:: Text extract ::

_ _ _ _ _

The  (referred to in the film as  ねこのバス, Neko no basu) is a fictional character in the Studio Ghibli film My Neighbor Totoro, directed by Hayao Miyazaki. It is a large, grinning, twelve-legged cat with a hollow body that serves as a bus, complete with windows and seats covered with fur and a large bushy tail. The character's popularity has led to its use in a spinoff film, toys for children, an art car, and a place in the Ghibli Museum. Catbus is believed to be based on the Japanese bakeneko (化け猫, “changed cat”), an ancient urban legend where cats that grow old learn to shape-shift. In the original Japanese film My Neighbor Totoro, Catbus is voiced by Naoki Tatsuta. In the Disney English release, Catbus is voiced by Frank Welker.

Character description 

In My Neighbor Totoro, the Catbus is depicted as a large, twelve-legged creature with a cat's head, a furry bus-like body and a large tail. Its eyes function as headlights, and its body features rectangular openings that serve as windows. The film shows the Catbus changing its shape to form doors for passengers to board. It is hollow and has chairs with fur around the interior walls. Its orange fur is shown to have brown stripes running around its back, forehead, legs, sides, and tail. There is a destination sign on the front of its rear that shifts to match its destination. Mice with glowing eyes are taped next to its destination sign to serve as tail lights. It has a large smile at all times, and can appear and disappear at will. It can travel to any destination that its passengers desire.

The fictional character catbus was inspired by the Cheshire Cat from the 1951 Disney film Alice in Wonderland. The Cheshire Cat and Catbus share their large, mischievous grins.

_ _ _ _ _

:: Material ::
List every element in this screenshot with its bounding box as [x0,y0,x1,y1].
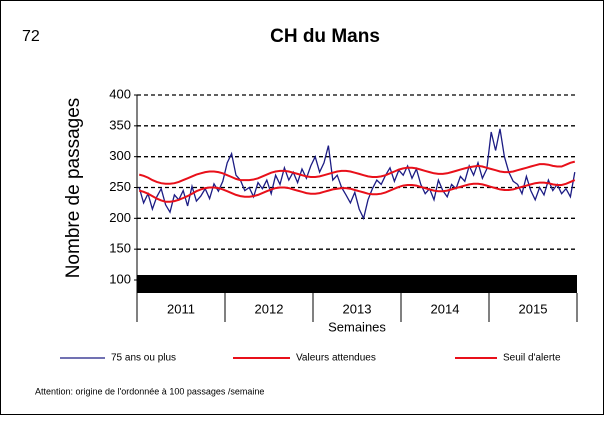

_ _ _ _ _

:: To-do list ::
(A) According to the Catbus text, who voices Catbus in the Disney English release?
(B) Quote the Catbus text between "The fictional character" and "large, mischievous grins.", inclusive.
The lines are separate from the Catbus text and are not part of it.

:: Solutions to the problems ::
(A) Frank Welker

(B)
The fictional character catbus was inspired by the Cheshire Cat from the 1951 Disney film Alice in Wonderland. The Cheshire Cat and Catbus share their large, mischievous grins.